• **What is being asked**
From the entries below, pull out each line where "Green" appears.

[Dataset rows start]

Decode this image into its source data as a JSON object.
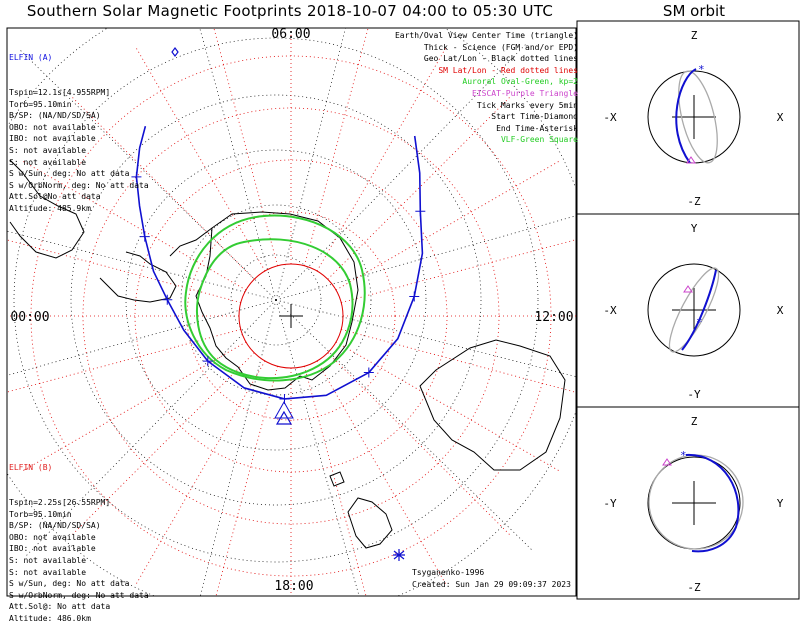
{
  "title": "Southern Solar Magnetic Footprints 2018-10-07 04:00 to 05:30 UTC",
  "orbit_title": "SM orbit",
  "polar": {
    "mlt_labels": {
      "top": "06:00",
      "left": "00:00",
      "right": "12:00",
      "bottom": "18:00"
    }
  },
  "legend": [
    {
      "text": "Earth/Oval View Center Time (triangle)",
      "color": "#000000"
    },
    {
      "text": "Thick - Science (FGM and/or EPD)",
      "color": "#000000"
    },
    {
      "text": "Geo Lat/Lon - Black dotted lines",
      "color": "#000000"
    },
    {
      "text": "SM Lat/Lon - Red dotted lines",
      "color": "#e00000"
    },
    {
      "text": "Auroral Oval-Green, kp=2",
      "color": "#22cc22"
    },
    {
      "text": "EISCAT-Purple Triangle",
      "color": "#cc44cc"
    },
    {
      "text": "Tick Marks every 5min",
      "color": "#000000"
    },
    {
      "text": "Start Time-Diamond",
      "color": "#000000"
    },
    {
      "text": "End Time-Asterisk",
      "color": "#000000"
    },
    {
      "text": "VLF-Green Square",
      "color": "#22cc22"
    }
  ],
  "elfin_a": {
    "header": "ELFIN (A)",
    "lines": [
      "Tspin=12.1s[4.955RPM]",
      "Torb=95.10min",
      "B/SP: (NA/ND/SD/SA)",
      "OBO: not available",
      "IBO: not available",
      "S: not available",
      "S: not available",
      "S w/Sun, deg: No att data",
      "S w/OrbNorm, deg: No att data",
      "Att.Sol@No att data",
      "Altitude: 485.9km"
    ]
  },
  "elfin_b": {
    "header": "ELFIN (B)",
    "lines": [
      "Tspin=2.25s[26.55RPM]",
      "Torb=95.10min",
      "B/SP: (NA/ND/SD/SA)",
      "OBO: not available",
      "IBO: not available",
      "S: not available",
      "S: not available",
      "S w/Sun, deg: No att data",
      "S w/OrbNorm, deg: No att data",
      "Att.Sol@: No att data",
      "Altitude: 486.0km"
    ]
  },
  "credits": {
    "author": "Tsyganenko-1996",
    "created": "Created: Sun Jan 29 09:09:37 2023"
  },
  "orbit_panels": [
    {
      "up": "Z",
      "down": "-Z",
      "left": "-X",
      "right": "X"
    },
    {
      "up": "Y",
      "down": "-Y",
      "left": "-X",
      "right": "X"
    },
    {
      "up": "Z",
      "down": "-Z",
      "left": "-Y",
      "right": "Y"
    }
  ],
  "chart_data": {
    "type": "polar",
    "title": "Southern Solar Magnetic Footprints 2018-10-07 04:00 to 05:30 UTC",
    "sm_latitude_rings_deg": [
      -80,
      -70,
      -60,
      -50,
      -40
    ],
    "mlt_labels": [
      "00:00",
      "06:00",
      "12:00",
      "18:00"
    ],
    "auroral_oval": "kp=2",
    "track": {
      "name": "ELFIN (A)",
      "color": "#1010d0",
      "footprint_mlt_deg": [
        [
          -48,
          8.3
        ],
        [
          -53,
          8.8
        ],
        [
          -58,
          9.4
        ],
        [
          -62,
          10.3
        ],
        [
          -66,
          11.4
        ],
        [
          -69,
          12.8
        ],
        [
          -71.5,
          14.4
        ],
        [
          -73.3,
          16.4
        ],
        [
          -74,
          18.3
        ],
        [
          -73.5,
          20.2
        ],
        [
          -71.8,
          22.1
        ],
        [
          -69.2,
          23.5
        ],
        [
          -66,
          0.5
        ],
        [
          -62.2,
          1.2
        ],
        [
          -58,
          1.9
        ],
        [
          -54,
          2.4
        ],
        [
          -50,
          2.8
        ],
        [
          -46.5,
          3.2
        ],
        [
          -44,
          3.5
        ]
      ]
    }
  }
}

[Dataset rows end]

• **Exercise result**
      "text": "Auroral Oval-Green, kp=2",
      "text": "VLF-Green Square",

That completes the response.